Task description » Copy out all the entries word for word.

Listed records »
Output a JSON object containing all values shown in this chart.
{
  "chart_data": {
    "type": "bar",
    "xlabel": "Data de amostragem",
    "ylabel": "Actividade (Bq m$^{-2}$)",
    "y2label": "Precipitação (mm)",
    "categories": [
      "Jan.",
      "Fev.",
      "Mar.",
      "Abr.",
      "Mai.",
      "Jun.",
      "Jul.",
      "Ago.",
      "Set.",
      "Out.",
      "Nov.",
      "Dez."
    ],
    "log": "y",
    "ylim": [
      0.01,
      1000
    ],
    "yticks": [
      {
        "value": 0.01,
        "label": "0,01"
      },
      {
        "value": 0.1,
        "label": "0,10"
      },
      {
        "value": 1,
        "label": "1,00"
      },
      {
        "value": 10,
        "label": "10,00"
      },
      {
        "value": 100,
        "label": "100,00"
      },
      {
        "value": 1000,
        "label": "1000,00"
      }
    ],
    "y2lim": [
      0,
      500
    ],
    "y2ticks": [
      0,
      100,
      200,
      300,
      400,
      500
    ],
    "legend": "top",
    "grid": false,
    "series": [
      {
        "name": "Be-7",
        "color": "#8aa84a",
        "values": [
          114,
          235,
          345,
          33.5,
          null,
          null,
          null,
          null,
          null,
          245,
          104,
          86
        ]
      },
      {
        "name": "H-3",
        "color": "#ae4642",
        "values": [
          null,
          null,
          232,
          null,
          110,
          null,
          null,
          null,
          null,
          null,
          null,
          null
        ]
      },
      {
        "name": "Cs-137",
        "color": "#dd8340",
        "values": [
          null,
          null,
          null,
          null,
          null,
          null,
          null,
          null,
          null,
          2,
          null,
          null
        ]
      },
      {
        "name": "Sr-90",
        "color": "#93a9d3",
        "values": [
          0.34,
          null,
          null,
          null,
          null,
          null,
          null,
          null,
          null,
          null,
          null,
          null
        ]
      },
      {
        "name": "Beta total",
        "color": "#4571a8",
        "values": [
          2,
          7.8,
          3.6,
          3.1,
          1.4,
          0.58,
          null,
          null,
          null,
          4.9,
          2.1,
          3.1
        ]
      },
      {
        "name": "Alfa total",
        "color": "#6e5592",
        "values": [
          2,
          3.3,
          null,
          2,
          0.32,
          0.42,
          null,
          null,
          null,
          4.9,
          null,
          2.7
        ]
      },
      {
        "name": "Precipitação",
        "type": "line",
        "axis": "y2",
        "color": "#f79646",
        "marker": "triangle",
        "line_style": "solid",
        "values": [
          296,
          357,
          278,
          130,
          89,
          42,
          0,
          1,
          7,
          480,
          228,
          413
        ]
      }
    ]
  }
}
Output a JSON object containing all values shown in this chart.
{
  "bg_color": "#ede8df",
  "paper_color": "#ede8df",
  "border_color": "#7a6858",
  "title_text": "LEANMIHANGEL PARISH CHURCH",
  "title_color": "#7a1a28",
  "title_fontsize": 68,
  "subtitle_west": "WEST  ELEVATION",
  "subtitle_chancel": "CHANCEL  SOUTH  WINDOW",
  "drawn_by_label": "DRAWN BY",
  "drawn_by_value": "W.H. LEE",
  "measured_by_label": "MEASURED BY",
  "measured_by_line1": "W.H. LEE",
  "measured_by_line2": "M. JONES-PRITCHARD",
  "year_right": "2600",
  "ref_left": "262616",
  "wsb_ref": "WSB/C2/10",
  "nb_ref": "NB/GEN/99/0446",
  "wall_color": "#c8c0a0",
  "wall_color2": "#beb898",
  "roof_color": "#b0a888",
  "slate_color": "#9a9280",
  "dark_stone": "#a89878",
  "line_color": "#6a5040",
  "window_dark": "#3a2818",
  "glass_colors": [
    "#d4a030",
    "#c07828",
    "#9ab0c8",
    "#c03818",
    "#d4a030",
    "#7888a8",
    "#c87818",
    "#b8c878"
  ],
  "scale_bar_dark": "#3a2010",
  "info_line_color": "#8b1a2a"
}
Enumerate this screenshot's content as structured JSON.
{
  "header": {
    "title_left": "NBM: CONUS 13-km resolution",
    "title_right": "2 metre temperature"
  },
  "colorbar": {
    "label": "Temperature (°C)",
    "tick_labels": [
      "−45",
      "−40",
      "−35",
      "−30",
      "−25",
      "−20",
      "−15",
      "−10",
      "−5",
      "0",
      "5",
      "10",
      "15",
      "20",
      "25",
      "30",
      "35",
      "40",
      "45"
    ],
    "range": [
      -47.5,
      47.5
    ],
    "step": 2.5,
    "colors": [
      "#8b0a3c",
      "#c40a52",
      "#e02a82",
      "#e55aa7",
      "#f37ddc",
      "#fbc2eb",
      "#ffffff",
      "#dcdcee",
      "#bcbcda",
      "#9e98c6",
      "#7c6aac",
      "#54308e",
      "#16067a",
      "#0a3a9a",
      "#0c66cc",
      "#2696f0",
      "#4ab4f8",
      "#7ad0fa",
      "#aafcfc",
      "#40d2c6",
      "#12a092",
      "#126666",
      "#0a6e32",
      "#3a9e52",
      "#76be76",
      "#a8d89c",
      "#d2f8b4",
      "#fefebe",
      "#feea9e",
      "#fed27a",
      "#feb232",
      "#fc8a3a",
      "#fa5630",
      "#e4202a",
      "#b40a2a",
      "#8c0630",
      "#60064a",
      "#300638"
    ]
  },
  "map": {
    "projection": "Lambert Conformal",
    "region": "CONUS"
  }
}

Response to the task »
Output a JSON object containing all values shown in this chart.
{
  "chart_data": {
    "type": "bar",
    "xlabel": "Data de amostragem",
    "ylabel": "Actividade (Bq m$^{-2}$)",
    "y2label": "Precipitação (mm)",
    "categories": [
      "Jan.",
      "Fev.",
      "Mar.",
      "Abr.",
      "Mai.",
      "Jun.",
      "Jul.",
      "Ago.",
      "Set.",
      "Out.",
      "Nov.",
      "Dez."
    ],
    "log": "y",
    "ylim": [
      0.01,
      1000
    ],
    "yticks": [
      {
        "value": 0.01,
        "label": "0,01"
      },
      {
        "value": 0.1,
        "label": "0,10"
      },
      {
        "value": 1,
        "label": "1,00"
      },
      {
        "value": 10,
        "label": "10,00"
      },
      {
        "value": 100,
        "label": "100,00"
      },
      {
        "value": 1000,
        "label": "1000,00"
      }
    ],
    "y2lim": [
      0,
      500
    ],
    "y2ticks": [
      0,
      100,
      200,
      300,
      400,
      500
    ],
    "legend": "top",
    "grid": false,
    "series": [
      {
        "name": "Be-7",
        "color": "#8aa84a",
        "values": [
          114,
          235,
          345,
          33.5,
          null,
          null,
          null,
          null,
          null,
          245,
          104,
          86
        ]
      },
      {
        "name": "H-3",
        "color": "#ae4642",
        "values": [
          null,
          null,
          232,
          null,
          110,
          null,
          null,
          null,
          null,
          null,
          null,
          null
        ]
      },
      {
        "name": "Cs-137",
        "color": "#dd8340",
        "values": [
          null,
          null,
          null,
          null,
          null,
          null,
          null,
          null,
          null,
          2,
          null,
          null
        ]
      },
      {
        "name": "Sr-90",
        "color": "#93a9d3",
        "values": [
          0.34,
          null,
          null,
          null,
          null,
          null,
          null,
          null,
          null,
          null,
          null,
          null
        ]
      },
      {
        "name": "Beta total",
        "color": "#4571a8",
        "values": [
          2,
          7.8,
          3.6,
          3.1,
          1.4,
          0.58,
          null,
          null,
          null,
          4.9,
          2.1,
          3.1
        ]
      },
      {
        "name": "Alfa total",
        "color": "#6e5592",
        "values": [
          2,
          3.3,
          null,
          2,
          0.32,
          0.42,
          null,
          null,
          null,
          4.9,
          null,
          2.7
        ]
      },
      {
        "name": "Precipitação",
        "type": "line",
        "axis": "y2",
        "color": "#f79646",
        "marker": "triangle",
        "line_style": "solid",
        "values": [
          296,
          357,
          278,
          130,
          89,
          42,
          0,
          1,
          7,
          480,
          228,
          413
        ]
      }
    ]
  }
}
Output a JSON object containing all values shown in this chart.
{
  "bg_color": "#ede8df",
  "paper_color": "#ede8df",
  "border_color": "#7a6858",
  "title_text": "LEANMIHANGEL PARISH CHURCH",
  "title_color": "#7a1a28",
  "title_fontsize": 68,
  "subtitle_west": "WEST  ELEVATION",
  "subtitle_chancel": "CHANCEL  SOUTH  WINDOW",
  "drawn_by_label": "DRAWN BY",
  "drawn_by_value": "W.H. LEE",
  "measured_by_label": "MEASURED BY",
  "measured_by_line1": "W.H. LEE",
  "measured_by_line2": "M. JONES-PRITCHARD",
  "year_right": "2600",
  "ref_left": "262616",
  "wsb_ref": "WSB/C2/10",
  "nb_ref": "NB/GEN/99/0446",
  "wall_color": "#c8c0a0",
  "wall_color2": "#beb898",
  "roof_color": "#b0a888",
  "slate_color": "#9a9280",
  "dark_stone": "#a89878",
  "line_color": "#6a5040",
  "window_dark": "#3a2818",
  "glass_colors": [
    "#d4a030",
    "#c07828",
    "#9ab0c8",
    "#c03818",
    "#d4a030",
    "#7888a8",
    "#c87818",
    "#b8c878"
  ],
  "scale_bar_dark": "#3a2010",
  "info_line_color": "#8b1a2a"
}
Enumerate this screenshot's content as structured JSON.
{
  "header": {
    "title_left": "NBM: CONUS 13-km resolution",
    "title_right": "2 metre temperature"
  },
  "colorbar": {
    "label": "Temperature (°C)",
    "tick_labels": [
      "−45",
      "−40",
      "−35",
      "−30",
      "−25",
      "−20",
      "−15",
      "−10",
      "−5",
      "0",
      "5",
      "10",
      "15",
      "20",
      "25",
      "30",
      "35",
      "40",
      "45"
    ],
    "range": [
      -47.5,
      47.5
    ],
    "step": 2.5,
    "colors": [
      "#8b0a3c",
      "#c40a52",
      "#e02a82",
      "#e55aa7",
      "#f37ddc",
      "#fbc2eb",
      "#ffffff",
      "#dcdcee",
      "#bcbcda",
      "#9e98c6",
      "#7c6aac",
      "#54308e",
      "#16067a",
      "#0a3a9a",
      "#0c66cc",
      "#2696f0",
      "#4ab4f8",
      "#7ad0fa",
      "#aafcfc",
      "#40d2c6",
      "#12a092",
      "#126666",
      "#0a6e32",
      "#3a9e52",
      "#76be76",
      "#a8d89c",
      "#d2f8b4",
      "#fefebe",
      "#feea9e",
      "#fed27a",
      "#feb232",
      "#fc8a3a",
      "#fa5630",
      "#e4202a",
      "#b40a2a",
      "#8c0630",
      "#60064a",
      "#300638"
    ]
  },
  "map": {
    "projection": "Lambert Conformal",
    "region": "CONUS"
  }
}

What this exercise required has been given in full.